EXERCISE INSTRUCTIONS:
Write the entries below out again exactly; any picture in them stays out.

* start DATA PROVIDED *

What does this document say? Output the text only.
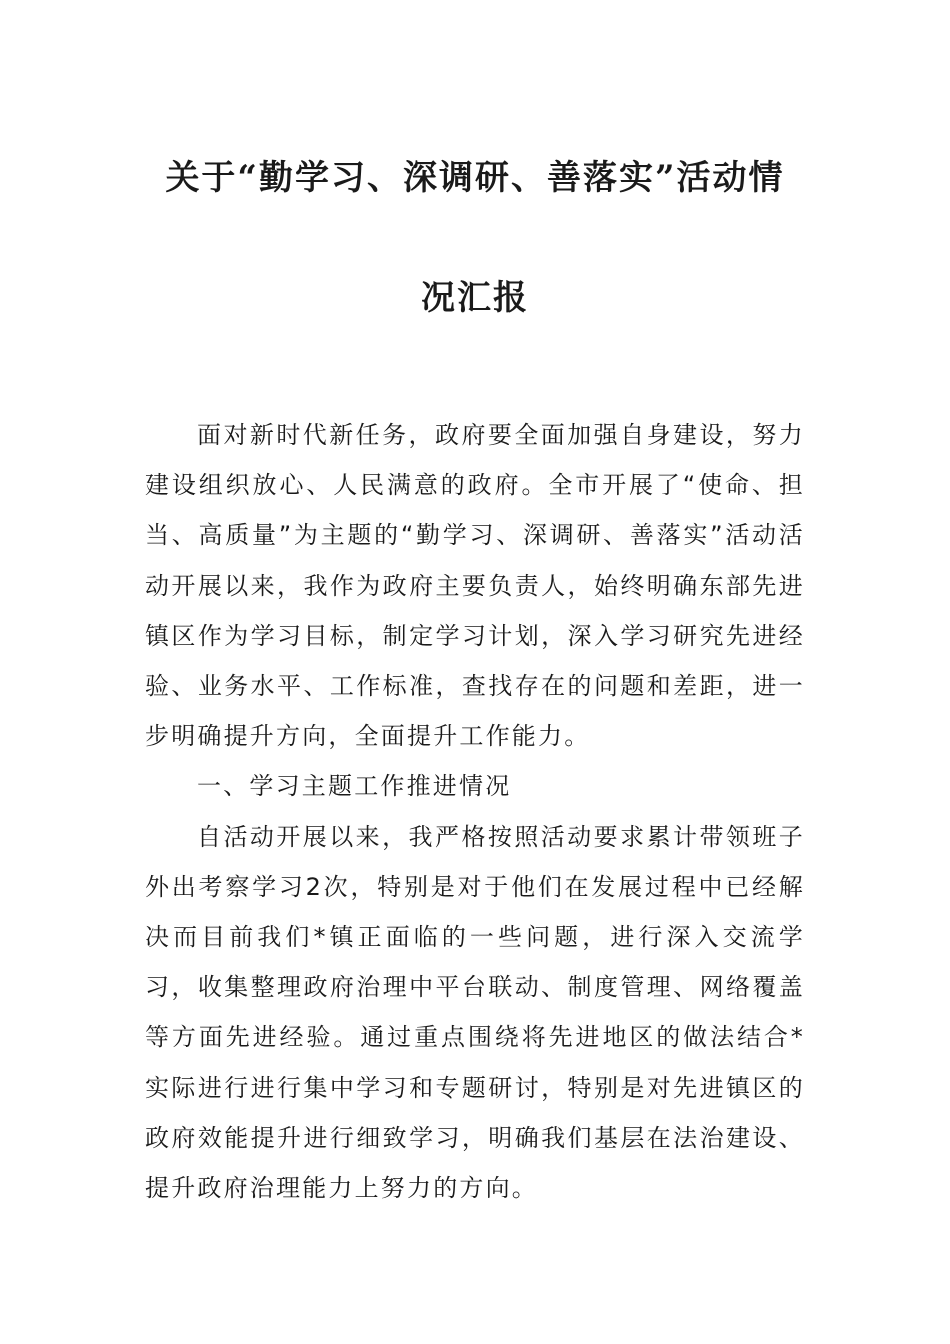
关于“勤学习、深调研、善落实”活动情
况汇报

面对新时代新任务，政府要全面加强自身建设，努力建设组织放心、人民满意的政府。全市开展了“使命、担当、高质量”为主题的“勤学习、深调研、善落实”活动活动开展以来，我作为政府主要负责人，始终明确东部先进镇区作为学习目标，制定学习计划，深入学习研究先进经验、业务水平、工作标准，查找存在的问题和差距，进一步明确提升方向，全面提升工作能力。

一、学习主题工作推进情况

自活动开展以来，我严格按照活动要求累计带领班子外出考察学习2次，特别是对于他们在发展过程中已经解决而目前我们*镇正面临的一些问题，进行深入交流学习，收集整理政府治理中平台联动、制度管理、网络覆盖等方面先进经验。通过重点围绕将先进地区的做法结合*实际进行进行集中学习和专题研讨，特别是对先进镇区的政府效能提升进行细致学习，明确我们基层在法治建设、提升政府治理能力上努力的方向。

* end DATA PROVIDED *

COMPLETE OUTPUT:
What does this document say? Output the text only.
关于“勤学习、深调研、善落实”活动情
况汇报

面对新时代新任务，政府要全面加强自身建设，努力建设组织放心、人民满意的政府。全市开展了“使命、担当、高质量”为主题的“勤学习、深调研、善落实”活动活动开展以来，我作为政府主要负责人，始终明确东部先进镇区作为学习目标，制定学习计划，深入学习研究先进经验、业务水平、工作标准，查找存在的问题和差距，进一步明确提升方向，全面提升工作能力。

一、学习主题工作推进情况

自活动开展以来，我严格按照活动要求累计带领班子外出考察学习2次，特别是对于他们在发展过程中已经解决而目前我们*镇正面临的一些问题，进行深入交流学习，收集整理政府治理中平台联动、制度管理、网络覆盖等方面先进经验。通过重点围绕将先进地区的做法结合*实际进行进行集中学习和专题研讨，特别是对先进镇区的政府效能提升进行细致学习，明确我们基层在法治建设、提升政府治理能力上努力的方向。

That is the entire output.